▶ [SOURCE MATERIAL]
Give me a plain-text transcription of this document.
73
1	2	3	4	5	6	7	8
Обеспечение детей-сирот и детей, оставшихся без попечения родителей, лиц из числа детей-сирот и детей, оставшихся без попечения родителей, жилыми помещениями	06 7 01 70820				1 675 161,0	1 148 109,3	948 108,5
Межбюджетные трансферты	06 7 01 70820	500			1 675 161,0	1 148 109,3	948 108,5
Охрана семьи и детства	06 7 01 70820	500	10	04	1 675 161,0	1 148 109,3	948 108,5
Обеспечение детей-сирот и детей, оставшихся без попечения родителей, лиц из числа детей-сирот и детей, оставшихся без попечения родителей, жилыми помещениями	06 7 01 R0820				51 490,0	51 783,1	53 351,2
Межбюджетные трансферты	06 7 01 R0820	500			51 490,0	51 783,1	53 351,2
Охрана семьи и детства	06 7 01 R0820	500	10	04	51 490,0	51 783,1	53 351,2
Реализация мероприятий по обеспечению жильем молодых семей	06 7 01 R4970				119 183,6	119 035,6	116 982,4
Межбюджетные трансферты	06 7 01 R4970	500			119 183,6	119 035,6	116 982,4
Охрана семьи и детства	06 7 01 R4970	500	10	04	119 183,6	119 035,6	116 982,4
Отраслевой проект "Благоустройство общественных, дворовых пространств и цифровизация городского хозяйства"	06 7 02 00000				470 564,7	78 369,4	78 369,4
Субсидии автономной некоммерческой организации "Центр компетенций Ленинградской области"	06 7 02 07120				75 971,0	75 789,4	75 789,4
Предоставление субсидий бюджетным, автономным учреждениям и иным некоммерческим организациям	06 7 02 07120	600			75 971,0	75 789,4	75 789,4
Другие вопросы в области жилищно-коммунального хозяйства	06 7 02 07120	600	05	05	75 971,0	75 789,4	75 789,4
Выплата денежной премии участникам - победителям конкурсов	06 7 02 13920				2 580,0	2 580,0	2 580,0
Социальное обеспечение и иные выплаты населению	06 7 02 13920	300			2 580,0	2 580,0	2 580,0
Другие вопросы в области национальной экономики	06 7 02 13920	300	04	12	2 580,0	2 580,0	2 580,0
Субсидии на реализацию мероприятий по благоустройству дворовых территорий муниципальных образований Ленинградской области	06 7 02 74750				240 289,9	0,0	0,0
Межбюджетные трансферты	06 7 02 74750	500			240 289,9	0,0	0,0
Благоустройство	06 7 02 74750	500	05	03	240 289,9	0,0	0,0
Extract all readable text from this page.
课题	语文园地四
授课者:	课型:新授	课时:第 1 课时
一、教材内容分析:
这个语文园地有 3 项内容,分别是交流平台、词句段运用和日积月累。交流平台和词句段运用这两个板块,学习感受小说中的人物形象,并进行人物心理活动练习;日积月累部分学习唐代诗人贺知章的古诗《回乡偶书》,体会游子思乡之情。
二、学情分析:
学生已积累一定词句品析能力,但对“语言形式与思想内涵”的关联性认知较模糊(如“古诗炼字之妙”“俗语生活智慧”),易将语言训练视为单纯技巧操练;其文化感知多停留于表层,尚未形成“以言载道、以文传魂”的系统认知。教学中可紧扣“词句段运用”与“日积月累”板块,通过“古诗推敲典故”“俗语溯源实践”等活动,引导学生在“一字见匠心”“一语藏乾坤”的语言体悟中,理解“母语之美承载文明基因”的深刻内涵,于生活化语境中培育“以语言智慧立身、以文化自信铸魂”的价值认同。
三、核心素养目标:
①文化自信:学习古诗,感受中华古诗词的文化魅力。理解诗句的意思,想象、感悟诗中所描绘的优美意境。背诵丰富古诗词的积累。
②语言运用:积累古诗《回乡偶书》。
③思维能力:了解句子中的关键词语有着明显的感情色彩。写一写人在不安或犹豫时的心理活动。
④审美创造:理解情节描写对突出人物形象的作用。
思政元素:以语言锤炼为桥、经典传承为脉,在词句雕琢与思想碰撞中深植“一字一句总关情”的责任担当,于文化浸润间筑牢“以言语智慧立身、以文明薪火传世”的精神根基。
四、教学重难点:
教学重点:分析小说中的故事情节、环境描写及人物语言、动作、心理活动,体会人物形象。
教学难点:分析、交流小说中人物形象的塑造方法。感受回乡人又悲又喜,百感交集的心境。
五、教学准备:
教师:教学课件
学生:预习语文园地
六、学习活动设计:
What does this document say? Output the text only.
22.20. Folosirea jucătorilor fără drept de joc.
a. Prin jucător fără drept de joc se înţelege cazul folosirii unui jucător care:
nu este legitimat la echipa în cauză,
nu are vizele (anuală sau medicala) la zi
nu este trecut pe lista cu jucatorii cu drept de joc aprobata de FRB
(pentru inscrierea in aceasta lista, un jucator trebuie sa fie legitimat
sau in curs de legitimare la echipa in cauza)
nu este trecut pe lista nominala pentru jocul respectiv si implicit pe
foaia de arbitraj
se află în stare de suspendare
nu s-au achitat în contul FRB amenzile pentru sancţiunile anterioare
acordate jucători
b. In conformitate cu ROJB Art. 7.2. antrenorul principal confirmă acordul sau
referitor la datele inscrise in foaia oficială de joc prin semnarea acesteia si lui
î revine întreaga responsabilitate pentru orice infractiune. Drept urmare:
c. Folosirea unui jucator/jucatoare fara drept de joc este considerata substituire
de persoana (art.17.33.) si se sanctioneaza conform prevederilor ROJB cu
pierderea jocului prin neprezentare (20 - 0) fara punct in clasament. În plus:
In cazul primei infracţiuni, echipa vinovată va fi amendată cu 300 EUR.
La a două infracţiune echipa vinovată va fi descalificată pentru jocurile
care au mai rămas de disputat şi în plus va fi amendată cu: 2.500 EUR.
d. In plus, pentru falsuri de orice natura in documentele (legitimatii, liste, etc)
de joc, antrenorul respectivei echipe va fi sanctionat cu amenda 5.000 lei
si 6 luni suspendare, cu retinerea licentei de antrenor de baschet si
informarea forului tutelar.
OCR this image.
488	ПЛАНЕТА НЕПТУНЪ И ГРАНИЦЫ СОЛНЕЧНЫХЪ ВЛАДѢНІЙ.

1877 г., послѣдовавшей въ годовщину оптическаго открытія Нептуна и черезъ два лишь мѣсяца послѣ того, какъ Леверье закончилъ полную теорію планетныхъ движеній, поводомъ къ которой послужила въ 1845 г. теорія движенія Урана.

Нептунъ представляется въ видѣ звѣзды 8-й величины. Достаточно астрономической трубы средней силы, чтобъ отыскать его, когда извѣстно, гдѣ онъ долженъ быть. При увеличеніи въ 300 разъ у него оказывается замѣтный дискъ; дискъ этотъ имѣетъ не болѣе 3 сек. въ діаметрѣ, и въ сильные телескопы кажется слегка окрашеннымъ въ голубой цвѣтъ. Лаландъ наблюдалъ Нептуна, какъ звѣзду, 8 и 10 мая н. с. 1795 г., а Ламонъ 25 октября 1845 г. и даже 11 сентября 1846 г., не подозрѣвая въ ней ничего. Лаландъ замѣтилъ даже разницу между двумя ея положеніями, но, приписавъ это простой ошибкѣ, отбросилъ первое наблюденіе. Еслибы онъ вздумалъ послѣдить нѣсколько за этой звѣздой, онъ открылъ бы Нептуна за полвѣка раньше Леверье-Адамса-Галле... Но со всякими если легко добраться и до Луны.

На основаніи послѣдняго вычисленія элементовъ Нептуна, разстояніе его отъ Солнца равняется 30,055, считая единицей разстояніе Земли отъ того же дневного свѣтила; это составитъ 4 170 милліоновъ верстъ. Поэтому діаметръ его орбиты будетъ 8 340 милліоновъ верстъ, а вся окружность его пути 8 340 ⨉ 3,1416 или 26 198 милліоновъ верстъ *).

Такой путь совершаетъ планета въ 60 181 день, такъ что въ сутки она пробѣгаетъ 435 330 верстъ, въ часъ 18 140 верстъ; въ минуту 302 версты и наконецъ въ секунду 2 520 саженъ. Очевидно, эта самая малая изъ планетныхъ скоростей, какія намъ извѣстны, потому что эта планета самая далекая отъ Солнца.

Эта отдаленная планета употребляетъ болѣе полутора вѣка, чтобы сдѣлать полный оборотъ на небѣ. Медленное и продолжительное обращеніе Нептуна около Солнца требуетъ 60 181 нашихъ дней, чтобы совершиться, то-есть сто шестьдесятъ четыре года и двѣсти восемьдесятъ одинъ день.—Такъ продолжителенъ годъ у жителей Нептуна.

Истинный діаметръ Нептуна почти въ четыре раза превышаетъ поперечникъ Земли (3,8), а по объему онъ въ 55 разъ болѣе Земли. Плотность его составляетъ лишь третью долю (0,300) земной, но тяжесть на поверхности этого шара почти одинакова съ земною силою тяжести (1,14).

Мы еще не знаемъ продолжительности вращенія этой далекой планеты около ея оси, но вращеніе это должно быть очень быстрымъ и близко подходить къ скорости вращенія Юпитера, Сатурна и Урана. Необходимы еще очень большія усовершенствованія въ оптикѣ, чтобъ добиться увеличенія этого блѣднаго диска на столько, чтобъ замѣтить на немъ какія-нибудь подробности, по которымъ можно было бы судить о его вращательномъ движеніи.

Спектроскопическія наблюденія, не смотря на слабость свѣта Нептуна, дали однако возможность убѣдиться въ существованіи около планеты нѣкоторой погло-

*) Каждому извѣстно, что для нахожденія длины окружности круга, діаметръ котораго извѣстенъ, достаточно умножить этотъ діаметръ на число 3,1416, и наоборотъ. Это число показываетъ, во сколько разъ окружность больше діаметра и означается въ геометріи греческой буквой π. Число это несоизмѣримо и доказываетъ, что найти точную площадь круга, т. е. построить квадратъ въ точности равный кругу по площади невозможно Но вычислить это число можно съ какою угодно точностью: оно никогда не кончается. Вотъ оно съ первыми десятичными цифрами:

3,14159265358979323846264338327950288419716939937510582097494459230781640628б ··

▶ [WHAT NEEDS TO BE DONE] Look through the listing and extract every line with "plus" in it.

▶ [SOLUTION TO THE EXERCISE]
pierderea jocului prin neprezentare (20 - 0) fara punct in clasament. În plus:
care au mai rămas de disputat şi în plus va fi amendată cu: 2.500 EUR.
d. In plus, pentru falsuri de orice natura in documentele (legitimatii, liste, etc)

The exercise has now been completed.